** BEGIN Records for the exercise **
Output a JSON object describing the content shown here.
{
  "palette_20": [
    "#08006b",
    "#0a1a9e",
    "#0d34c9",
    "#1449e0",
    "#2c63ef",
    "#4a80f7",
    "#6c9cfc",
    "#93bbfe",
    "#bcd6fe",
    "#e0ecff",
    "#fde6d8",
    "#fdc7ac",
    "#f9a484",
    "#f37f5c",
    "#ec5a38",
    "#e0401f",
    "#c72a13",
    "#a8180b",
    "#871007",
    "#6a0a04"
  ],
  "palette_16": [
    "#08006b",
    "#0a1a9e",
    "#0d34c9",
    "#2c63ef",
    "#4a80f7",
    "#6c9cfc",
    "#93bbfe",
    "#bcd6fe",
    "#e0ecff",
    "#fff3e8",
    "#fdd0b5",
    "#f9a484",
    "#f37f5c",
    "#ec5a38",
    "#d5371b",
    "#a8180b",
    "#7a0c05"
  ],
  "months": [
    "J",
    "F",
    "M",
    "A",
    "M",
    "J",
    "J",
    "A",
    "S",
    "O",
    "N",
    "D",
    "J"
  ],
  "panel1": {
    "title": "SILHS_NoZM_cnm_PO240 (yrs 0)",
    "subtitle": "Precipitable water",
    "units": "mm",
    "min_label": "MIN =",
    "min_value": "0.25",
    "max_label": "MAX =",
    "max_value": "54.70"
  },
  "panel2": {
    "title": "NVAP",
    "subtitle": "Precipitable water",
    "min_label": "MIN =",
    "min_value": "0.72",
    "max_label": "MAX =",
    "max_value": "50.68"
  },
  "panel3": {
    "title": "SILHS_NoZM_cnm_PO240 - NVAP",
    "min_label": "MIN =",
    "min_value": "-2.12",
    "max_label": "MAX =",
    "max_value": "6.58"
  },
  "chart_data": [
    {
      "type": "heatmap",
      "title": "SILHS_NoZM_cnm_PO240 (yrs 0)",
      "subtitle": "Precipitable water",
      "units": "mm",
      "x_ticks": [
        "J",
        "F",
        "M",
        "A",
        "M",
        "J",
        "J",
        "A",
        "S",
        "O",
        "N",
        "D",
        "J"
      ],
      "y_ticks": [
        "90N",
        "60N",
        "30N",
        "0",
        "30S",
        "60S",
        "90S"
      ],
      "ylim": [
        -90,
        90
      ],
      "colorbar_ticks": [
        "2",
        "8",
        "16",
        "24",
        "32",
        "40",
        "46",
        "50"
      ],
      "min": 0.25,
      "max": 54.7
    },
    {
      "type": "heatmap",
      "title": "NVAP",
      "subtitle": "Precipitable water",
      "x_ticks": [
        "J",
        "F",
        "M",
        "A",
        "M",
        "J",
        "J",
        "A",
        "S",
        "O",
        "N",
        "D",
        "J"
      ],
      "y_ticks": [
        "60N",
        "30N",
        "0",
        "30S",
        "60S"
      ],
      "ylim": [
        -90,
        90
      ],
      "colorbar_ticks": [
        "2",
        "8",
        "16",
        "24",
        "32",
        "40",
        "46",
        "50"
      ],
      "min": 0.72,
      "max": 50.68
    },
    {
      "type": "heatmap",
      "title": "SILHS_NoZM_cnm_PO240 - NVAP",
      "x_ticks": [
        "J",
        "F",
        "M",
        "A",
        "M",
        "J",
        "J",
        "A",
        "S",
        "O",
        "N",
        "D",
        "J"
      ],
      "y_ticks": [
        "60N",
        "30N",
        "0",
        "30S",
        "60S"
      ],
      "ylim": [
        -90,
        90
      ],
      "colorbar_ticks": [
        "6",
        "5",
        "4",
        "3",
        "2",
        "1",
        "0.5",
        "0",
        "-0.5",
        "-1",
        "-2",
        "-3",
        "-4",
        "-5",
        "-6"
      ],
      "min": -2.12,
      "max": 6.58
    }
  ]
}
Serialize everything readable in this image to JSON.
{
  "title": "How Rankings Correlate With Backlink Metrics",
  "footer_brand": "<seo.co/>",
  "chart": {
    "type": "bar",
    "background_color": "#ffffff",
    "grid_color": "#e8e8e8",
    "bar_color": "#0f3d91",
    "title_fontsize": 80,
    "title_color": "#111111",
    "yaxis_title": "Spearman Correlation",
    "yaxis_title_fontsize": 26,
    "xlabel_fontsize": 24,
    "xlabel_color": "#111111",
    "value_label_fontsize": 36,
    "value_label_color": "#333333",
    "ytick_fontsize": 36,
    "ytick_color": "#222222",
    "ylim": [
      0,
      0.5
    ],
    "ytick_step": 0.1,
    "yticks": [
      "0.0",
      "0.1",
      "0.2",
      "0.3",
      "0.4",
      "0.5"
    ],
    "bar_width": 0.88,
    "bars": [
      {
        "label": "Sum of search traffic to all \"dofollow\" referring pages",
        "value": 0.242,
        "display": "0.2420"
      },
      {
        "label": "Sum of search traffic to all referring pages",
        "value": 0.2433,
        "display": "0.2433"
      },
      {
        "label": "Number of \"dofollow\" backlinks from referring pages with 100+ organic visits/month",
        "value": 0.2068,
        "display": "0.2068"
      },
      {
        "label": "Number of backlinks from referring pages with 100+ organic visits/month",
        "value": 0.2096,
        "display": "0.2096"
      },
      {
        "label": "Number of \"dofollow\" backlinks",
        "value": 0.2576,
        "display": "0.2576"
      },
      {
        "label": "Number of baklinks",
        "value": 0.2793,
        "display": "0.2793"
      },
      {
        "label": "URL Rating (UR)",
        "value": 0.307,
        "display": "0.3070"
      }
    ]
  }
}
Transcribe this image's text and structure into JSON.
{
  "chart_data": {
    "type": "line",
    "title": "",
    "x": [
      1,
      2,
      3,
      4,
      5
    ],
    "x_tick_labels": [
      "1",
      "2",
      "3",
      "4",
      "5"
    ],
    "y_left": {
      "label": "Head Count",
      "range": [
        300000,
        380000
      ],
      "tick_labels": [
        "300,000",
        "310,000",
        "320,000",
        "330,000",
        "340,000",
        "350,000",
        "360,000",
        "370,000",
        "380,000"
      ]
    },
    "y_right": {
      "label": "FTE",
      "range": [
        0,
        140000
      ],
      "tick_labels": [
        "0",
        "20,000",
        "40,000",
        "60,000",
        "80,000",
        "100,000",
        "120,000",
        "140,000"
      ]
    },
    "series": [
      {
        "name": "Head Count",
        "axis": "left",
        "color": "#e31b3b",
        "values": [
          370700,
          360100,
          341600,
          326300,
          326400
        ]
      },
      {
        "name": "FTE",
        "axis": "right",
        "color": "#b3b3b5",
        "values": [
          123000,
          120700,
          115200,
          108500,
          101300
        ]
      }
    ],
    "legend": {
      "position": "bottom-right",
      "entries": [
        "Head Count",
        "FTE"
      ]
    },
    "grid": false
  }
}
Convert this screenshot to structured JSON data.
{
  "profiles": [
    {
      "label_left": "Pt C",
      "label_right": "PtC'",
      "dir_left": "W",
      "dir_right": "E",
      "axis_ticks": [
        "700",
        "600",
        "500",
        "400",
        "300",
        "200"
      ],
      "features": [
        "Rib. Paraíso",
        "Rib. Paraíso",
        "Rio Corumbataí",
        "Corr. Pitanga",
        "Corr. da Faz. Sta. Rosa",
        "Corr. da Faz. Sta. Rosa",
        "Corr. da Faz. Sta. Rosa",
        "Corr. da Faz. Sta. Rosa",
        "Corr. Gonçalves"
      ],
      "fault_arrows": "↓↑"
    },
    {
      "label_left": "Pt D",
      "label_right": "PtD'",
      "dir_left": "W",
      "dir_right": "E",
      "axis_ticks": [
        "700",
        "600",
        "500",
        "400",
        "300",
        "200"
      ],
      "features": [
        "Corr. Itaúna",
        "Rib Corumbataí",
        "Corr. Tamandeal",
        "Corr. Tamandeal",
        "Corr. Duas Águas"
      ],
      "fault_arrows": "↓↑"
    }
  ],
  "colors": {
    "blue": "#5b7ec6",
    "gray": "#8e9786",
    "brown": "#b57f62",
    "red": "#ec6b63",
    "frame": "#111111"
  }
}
** END Records for the exercise **
Prompt: Starting at the line that contains "Convert this screenshot", write out every line to the end of the entries, exactly as given.

Completed exercise:
Convert this screenshot to structured JSON data.
{
  "profiles": [
    {
      "label_left": "Pt C",
      "label_right": "PtC'",
      "dir_left": "W",
      "dir_right": "E",
      "axis_ticks": [
        "700",
        "600",
        "500",
        "400",
        "300",
        "200"
      ],
      "features": [
        "Rib. Paraíso",
        "Rib. Paraíso",
        "Rio Corumbataí",
        "Corr. Pitanga",
        "Corr. da Faz. Sta. Rosa",
        "Corr. da Faz. Sta. Rosa",
        "Corr. da Faz. Sta. Rosa",
        "Corr. da Faz. Sta. Rosa",
        "Corr. Gonçalves"
      ],
      "fault_arrows": "↓↑"
    },
    {
      "label_left": "Pt D",
      "label_right": "PtD'",
      "dir_left": "W",
      "dir_right": "E",
      "axis_ticks": [
        "700",
        "600",
        "500",
        "400",
        "300",
        "200"
      ],
      "features": [
        "Corr. Itaúna",
        "Rib Corumbataí",
        "Corr. Tamandeal",
        "Corr. Tamandeal",
        "Corr. Duas Águas"
      ],
      "fault_arrows": "↓↑"
    }
  ],
  "colors": {
    "blue": "#5b7ec6",
    "gray": "#8e9786",
    "brown": "#b57f62",
    "red": "#ec6b63",
    "frame": "#111111"
  }
}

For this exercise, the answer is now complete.